§ The request
Search the material for "JSON" and show all lines that contain it.

§ Records that describe figures
========

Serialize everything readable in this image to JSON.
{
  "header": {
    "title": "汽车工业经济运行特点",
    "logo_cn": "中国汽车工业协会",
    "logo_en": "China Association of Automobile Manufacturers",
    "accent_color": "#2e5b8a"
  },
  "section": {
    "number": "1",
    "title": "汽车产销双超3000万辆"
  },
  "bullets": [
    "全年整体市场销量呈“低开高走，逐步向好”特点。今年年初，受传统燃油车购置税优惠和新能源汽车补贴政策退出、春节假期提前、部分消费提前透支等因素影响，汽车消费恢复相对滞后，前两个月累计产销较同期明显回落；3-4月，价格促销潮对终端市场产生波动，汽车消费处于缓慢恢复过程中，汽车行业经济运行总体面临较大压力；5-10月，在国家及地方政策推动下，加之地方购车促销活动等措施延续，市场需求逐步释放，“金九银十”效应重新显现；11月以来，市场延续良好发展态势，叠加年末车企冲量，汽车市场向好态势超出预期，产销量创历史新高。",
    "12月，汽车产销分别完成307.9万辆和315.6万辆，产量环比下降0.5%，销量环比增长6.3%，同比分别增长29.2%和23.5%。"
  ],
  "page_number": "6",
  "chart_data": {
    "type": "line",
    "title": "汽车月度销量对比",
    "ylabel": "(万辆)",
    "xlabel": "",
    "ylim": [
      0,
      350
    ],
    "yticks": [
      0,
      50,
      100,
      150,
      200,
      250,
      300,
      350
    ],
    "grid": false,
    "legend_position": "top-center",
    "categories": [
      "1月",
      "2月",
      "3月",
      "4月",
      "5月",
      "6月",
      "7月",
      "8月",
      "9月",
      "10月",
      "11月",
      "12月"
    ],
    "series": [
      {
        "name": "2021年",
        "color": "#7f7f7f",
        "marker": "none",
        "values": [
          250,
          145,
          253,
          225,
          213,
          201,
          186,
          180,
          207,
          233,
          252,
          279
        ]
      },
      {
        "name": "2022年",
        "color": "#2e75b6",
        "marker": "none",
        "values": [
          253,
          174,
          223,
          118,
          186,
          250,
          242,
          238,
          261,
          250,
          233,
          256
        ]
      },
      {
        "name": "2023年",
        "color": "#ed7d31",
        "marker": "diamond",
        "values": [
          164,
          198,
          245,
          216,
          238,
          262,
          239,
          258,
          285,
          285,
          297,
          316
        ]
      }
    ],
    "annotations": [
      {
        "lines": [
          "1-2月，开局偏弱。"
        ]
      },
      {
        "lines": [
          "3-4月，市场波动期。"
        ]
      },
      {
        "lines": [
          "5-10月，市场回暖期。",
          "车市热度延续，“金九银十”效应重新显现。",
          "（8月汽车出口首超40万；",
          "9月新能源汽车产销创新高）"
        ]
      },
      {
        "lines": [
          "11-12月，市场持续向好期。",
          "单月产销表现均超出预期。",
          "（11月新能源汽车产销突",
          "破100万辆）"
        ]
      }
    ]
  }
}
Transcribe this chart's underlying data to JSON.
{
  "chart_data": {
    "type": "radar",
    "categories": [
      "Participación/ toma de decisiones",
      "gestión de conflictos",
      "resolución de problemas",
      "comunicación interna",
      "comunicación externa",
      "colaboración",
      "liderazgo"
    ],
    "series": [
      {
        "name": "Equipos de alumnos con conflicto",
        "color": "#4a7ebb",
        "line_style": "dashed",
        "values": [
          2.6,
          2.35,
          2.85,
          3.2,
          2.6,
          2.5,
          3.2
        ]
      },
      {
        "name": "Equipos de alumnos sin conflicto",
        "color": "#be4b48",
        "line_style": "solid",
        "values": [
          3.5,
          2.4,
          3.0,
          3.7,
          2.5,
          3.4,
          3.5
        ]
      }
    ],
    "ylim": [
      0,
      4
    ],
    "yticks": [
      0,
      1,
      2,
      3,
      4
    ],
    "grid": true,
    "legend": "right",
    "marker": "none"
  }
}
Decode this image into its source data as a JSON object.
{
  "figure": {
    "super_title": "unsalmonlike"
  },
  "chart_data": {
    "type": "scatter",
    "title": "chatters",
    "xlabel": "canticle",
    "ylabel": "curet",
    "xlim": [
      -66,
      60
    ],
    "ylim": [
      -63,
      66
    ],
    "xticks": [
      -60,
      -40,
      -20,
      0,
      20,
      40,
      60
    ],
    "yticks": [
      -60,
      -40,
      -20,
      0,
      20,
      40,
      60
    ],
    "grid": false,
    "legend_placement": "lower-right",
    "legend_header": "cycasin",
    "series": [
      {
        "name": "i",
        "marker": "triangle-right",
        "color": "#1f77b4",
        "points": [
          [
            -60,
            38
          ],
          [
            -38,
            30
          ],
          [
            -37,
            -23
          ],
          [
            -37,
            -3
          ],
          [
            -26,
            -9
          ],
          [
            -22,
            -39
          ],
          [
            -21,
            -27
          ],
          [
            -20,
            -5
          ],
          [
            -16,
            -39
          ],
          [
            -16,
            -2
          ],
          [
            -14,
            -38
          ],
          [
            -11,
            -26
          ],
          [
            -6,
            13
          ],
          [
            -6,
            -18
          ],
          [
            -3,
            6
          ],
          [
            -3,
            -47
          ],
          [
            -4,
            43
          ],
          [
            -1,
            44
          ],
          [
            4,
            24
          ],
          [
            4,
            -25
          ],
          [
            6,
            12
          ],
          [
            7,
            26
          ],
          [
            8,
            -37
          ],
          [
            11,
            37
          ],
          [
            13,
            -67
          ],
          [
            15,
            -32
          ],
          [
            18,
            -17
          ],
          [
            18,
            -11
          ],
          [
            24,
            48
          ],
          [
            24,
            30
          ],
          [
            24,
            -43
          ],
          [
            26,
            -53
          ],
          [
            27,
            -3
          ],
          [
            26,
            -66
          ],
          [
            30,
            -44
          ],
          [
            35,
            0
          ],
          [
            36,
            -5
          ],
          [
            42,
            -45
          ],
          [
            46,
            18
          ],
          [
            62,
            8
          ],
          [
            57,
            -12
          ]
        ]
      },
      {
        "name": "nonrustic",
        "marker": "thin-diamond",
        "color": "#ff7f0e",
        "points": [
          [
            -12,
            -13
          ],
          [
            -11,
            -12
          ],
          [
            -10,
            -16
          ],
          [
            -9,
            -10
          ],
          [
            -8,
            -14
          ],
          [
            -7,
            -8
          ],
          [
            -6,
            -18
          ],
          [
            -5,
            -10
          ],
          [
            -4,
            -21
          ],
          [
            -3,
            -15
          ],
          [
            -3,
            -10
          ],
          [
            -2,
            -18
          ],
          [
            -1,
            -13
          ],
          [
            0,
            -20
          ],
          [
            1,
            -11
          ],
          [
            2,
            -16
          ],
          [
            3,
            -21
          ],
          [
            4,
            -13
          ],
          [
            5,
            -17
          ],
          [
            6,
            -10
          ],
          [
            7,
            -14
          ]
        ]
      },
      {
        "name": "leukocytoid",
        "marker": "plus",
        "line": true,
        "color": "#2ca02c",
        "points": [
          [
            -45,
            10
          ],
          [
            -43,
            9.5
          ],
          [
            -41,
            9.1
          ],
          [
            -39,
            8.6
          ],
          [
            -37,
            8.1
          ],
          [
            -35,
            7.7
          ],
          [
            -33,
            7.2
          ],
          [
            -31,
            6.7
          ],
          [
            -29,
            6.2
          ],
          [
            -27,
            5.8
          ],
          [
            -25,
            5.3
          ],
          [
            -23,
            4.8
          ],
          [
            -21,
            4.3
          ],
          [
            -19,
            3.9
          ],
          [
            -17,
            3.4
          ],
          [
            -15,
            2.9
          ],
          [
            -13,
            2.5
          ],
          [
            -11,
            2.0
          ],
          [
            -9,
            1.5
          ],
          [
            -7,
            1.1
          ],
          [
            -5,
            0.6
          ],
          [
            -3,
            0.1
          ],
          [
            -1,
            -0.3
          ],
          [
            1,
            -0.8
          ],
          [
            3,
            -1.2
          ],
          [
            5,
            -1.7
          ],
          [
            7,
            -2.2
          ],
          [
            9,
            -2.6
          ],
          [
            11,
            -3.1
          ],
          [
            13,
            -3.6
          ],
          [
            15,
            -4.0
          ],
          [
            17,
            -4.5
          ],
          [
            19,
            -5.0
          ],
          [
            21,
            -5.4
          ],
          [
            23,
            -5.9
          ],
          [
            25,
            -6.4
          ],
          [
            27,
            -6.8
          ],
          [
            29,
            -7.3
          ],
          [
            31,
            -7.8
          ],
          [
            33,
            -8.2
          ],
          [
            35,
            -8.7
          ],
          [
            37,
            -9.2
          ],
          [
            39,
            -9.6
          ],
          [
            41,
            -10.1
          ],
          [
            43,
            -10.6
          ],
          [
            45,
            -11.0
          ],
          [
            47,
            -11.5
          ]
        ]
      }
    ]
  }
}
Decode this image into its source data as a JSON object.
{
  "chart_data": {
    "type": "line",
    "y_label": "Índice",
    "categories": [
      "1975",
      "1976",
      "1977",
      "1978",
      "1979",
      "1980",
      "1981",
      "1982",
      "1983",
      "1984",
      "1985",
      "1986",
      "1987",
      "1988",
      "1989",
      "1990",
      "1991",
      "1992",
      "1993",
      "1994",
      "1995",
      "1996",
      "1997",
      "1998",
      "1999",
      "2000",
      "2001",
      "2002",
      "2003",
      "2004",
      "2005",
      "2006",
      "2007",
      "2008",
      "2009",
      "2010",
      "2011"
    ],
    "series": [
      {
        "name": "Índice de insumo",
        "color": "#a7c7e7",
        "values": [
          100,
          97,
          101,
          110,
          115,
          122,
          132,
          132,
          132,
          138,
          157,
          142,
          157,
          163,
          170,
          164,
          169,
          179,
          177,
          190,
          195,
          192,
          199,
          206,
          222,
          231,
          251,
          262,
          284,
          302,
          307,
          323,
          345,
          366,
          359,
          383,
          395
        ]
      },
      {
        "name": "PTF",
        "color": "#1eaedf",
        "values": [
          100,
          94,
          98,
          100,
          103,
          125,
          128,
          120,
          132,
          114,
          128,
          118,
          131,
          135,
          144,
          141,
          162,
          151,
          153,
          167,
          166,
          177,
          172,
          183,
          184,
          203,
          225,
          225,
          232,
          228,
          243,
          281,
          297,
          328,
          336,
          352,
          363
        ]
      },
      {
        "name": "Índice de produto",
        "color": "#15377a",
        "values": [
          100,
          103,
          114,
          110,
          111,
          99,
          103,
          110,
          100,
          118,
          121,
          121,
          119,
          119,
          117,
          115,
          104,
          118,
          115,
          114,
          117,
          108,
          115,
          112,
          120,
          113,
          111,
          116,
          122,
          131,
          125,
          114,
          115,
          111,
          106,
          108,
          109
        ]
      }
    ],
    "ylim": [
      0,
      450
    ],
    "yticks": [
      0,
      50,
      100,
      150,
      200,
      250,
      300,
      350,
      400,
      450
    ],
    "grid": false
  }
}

========

§ Complete output
Serialize everything readable in this image to JSON.
Transcribe this chart's underlying data to JSON.
Decode this image into its source data as a JSON object.
Decode this image into its source data as a JSON object.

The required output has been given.